-- Start Record excerpts --
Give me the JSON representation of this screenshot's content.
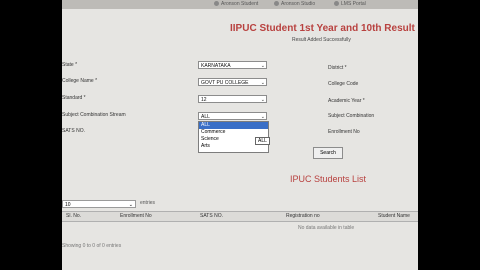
{
  "browser": {
    "tabs": [
      "Aronson Student",
      "Aronson Studio",
      "LMS Portal"
    ]
  },
  "page": {
    "title": "IIPUC Student 1st Year and 10th Result Entry",
    "subtitle": "Result Added Successfully"
  },
  "form": {
    "state_label": "State *",
    "state_value": "KARNATAKA",
    "district_label": "District *",
    "college_label": "College Name *",
    "college_value": "GOVT PU COLLEGE",
    "college_code_label": "College Code",
    "standard_label": "Standard *",
    "standard_value": "12",
    "academic_year_label": "Academic Year *",
    "combination_label": "Subject Combination Stream",
    "combination_value": "ALL",
    "combination_right_label": "Subject Combination",
    "sats_label": "SATS NO.",
    "enrollment_label": "Enrollment No",
    "dropdown_options": [
      "ALL",
      "Commerce",
      "Science",
      "Arts"
    ],
    "tooltip": "ALL",
    "search_button": "Search"
  },
  "list": {
    "title": "IPUC Students List",
    "entries_value": "10",
    "entries_label": "entries",
    "columns": [
      "Sl. No.",
      "Enrollment No",
      "SATS NO.",
      "Registration no",
      "Student Name"
    ],
    "empty_text": "No data available in table",
    "info_text": "Showing 0 to 0 of 0 entries"
  }
}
-- End Record excerpts --
What you have to do => Without the pictures, copy the material exactly as given.

Written answer =>
Give me the JSON representation of this screenshot's content.
{
  "browser": {
    "tabs": [
      "Aronson Student",
      "Aronson Studio",
      "LMS Portal"
    ]
  },
  "page": {
    "title": "IIPUC Student 1st Year and 10th Result Entry",
    "subtitle": "Result Added Successfully"
  },
  "form": {
    "state_label": "State *",
    "state_value": "KARNATAKA",
    "district_label": "District *",
    "college_label": "College Name *",
    "college_value": "GOVT PU COLLEGE",
    "college_code_label": "College Code",
    "standard_label": "Standard *",
    "standard_value": "12",
    "academic_year_label": "Academic Year *",
    "combination_label": "Subject Combination Stream",
    "combination_value": "ALL",
    "combination_right_label": "Subject Combination",
    "sats_label": "SATS NO.",
    "enrollment_label": "Enrollment No",
    "dropdown_options": [
      "ALL",
      "Commerce",
      "Science",
      "Arts"
    ],
    "tooltip": "ALL",
    "search_button": "Search"
  },
  "list": {
    "title": "IPUC Students List",
    "entries_value": "10",
    "entries_label": "entries",
    "columns": [
      "Sl. No.",
      "Enrollment No",
      "SATS NO.",
      "Registration no",
      "Student Name"
    ],
    "empty_text": "No data available in table",
    "info_text": "Showing 0 to 0 of 0 entries"
  }
}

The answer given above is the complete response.